═══ Source passage

Coke’s executives know how much this matters. The practice traces its origins to the company’s legendary leader Robert Woodruff, who served as president from 1923 to 1955. It was maintained by Donald Keough, Coca-Cola’s president and COO during the “cola wars” of the 1980s. And it was strengthened in 1994, when, according to the Wall Street Journal, Douglas Ivester, head of Coca-Cola’s North American operations, went on a fact-finding visit to Rome, Georgia, the town with the highest per-capita consumption in the world—its residents on average drank three Cokes a day.
Ivester filmed his trip in a video titled “Road to Rome.” One key observation was that in the area around Rome, customers were not always being offered Coca-Cola. Ivester found a Ford dealership, a video store, and a karate studio where Coke wasn’t for sale. Simply making sure the product was being sold would boost Coke consumption there, and, by extension, anywhere, Ivester concluded. Three years later, Ivester was appointed the company’s chairman and CEO. Part of his legacy—and that of Woodruff and Keough—is that Coca-Cola CEOs and executives make it a habit to visit stores to see how customers interact with the brand.
Empty shelves are data that are all too often hidden in plain sight.
Your visit to the proprietary trading company reveals why experienced investors spend time paper trading. It turns out that each market has its own hidden patterns, and no single model or memo captures all the nuances. Only experience trading specific commodities reveals what really moves prices. That’s strategy-as-practice driving experimentation into intelligence.
Apple stores represent a physical strategy. The size and height of every table, along with each lighting choice, are part of a system expressing the brand’s values. Apple executives don’t just talk about what they desire their customers to experience; they are actively watching for it. This feedback loop doesn’t run through layers of slide decks but via direct observation of human behavior. That’s strategy as practice.
Walmart believes product stockouts are a significant inconvenience for customers. Even so, when this happens, their policy is to leave shelves open rather than filling out-of-stock spots with different merchandise. Empty spaces send an instant signal to every Walmart employee who happens by the canned-vegetables aisle: Do we have more salt-free sweet peas in stock? If so, how quickly can we refill the shelf? If not, how soon can we get more delivered from the nearest distribution center? That bare shelf is strategy looking right at you, every time you walk by. No meeting needed. No written report required. Let’s fix this as fast as we can.

══════

• Exercise instructions:
[a] According to the passage on strategy as practice, which town did Douglas Ivester visit on his 1994 fact-finding trip?
[b] Write a continuation of the passage on strategy as practice, picking up after its final sentence.
This listing comes from a separate, unrelated source.

═══ Data excerpts

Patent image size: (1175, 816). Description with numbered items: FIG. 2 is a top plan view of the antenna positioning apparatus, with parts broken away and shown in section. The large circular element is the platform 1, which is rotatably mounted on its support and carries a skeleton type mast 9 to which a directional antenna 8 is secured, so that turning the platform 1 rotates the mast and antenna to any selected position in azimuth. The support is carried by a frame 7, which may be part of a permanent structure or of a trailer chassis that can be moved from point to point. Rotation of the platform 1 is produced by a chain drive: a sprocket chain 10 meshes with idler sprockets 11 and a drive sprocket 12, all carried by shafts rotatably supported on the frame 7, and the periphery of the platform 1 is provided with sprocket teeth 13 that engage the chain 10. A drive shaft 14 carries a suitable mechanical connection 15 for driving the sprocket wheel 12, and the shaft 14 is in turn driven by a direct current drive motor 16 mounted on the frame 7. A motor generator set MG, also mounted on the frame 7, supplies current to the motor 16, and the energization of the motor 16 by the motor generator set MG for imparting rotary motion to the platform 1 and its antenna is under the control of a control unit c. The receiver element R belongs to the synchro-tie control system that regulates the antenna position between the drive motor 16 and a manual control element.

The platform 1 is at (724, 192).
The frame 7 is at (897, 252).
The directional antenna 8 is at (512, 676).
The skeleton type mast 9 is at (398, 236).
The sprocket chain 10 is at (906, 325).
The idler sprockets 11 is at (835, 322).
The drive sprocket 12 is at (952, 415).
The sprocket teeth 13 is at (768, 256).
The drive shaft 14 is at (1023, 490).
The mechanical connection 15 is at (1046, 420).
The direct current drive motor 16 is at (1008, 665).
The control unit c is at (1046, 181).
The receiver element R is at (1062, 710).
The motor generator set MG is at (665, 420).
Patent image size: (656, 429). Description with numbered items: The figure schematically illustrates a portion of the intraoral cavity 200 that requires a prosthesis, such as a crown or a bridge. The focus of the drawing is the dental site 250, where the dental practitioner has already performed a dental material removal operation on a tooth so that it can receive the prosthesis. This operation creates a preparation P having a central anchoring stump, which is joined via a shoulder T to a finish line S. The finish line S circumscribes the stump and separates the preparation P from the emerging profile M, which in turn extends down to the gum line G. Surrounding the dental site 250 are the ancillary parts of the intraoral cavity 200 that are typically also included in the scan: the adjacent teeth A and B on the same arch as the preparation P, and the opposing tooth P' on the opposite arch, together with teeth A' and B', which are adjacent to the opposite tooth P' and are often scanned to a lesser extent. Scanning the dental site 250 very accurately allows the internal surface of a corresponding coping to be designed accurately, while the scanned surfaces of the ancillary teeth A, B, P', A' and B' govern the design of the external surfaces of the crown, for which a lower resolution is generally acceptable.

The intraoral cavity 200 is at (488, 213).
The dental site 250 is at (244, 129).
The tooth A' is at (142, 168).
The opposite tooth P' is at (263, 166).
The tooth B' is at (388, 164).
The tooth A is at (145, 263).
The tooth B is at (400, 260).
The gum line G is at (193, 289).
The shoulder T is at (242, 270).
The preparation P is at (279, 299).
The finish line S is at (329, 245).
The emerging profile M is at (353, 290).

══════

• Answers given:
[a] Rome, Georgia.

[b]
Walmart founder Sam Walton devised the strategy. He hated the idea of a shelf being empty, feeling that it broke a promise to the customer. But he felt it was more important to see how his employees responded to the empty shelf. Another retailer might put regular sweet peas in the space once occupied by the salt-free version. Not Walmart. Its staff were trained to walk the store looking for empty shelves as a way to prompt them to take initiative.
The strategies we’ve discussed are distinct. Coca-Cola and Apple engage in monitoring, aiming to find data to act on, and not relying on what they’re told by retailers or consultants. Walmart and the trading firm deploy a strategy of acting in order to learn something.
Both approaches are pure genius. The question is, what does strategy look like for your business? Empty shelves are data that are all too often hidden in plain sight. They are there if you look, but if you don’t look, you’ll miss them. If you have empty shelves in your organization, we suggest you find a way to get them to speak to you.
Deryck J. van Rensburg is CEO of Brandunloc and a former division president at The Coca-Cola Company. James E. Schrager is clinical professor of entrepreneurship and strategic management at Chicago Booth. Their study, “What Does Strategy-as-Practice Look Like? Is Coke It?” was published in the International Journal of Management Practice in 2026.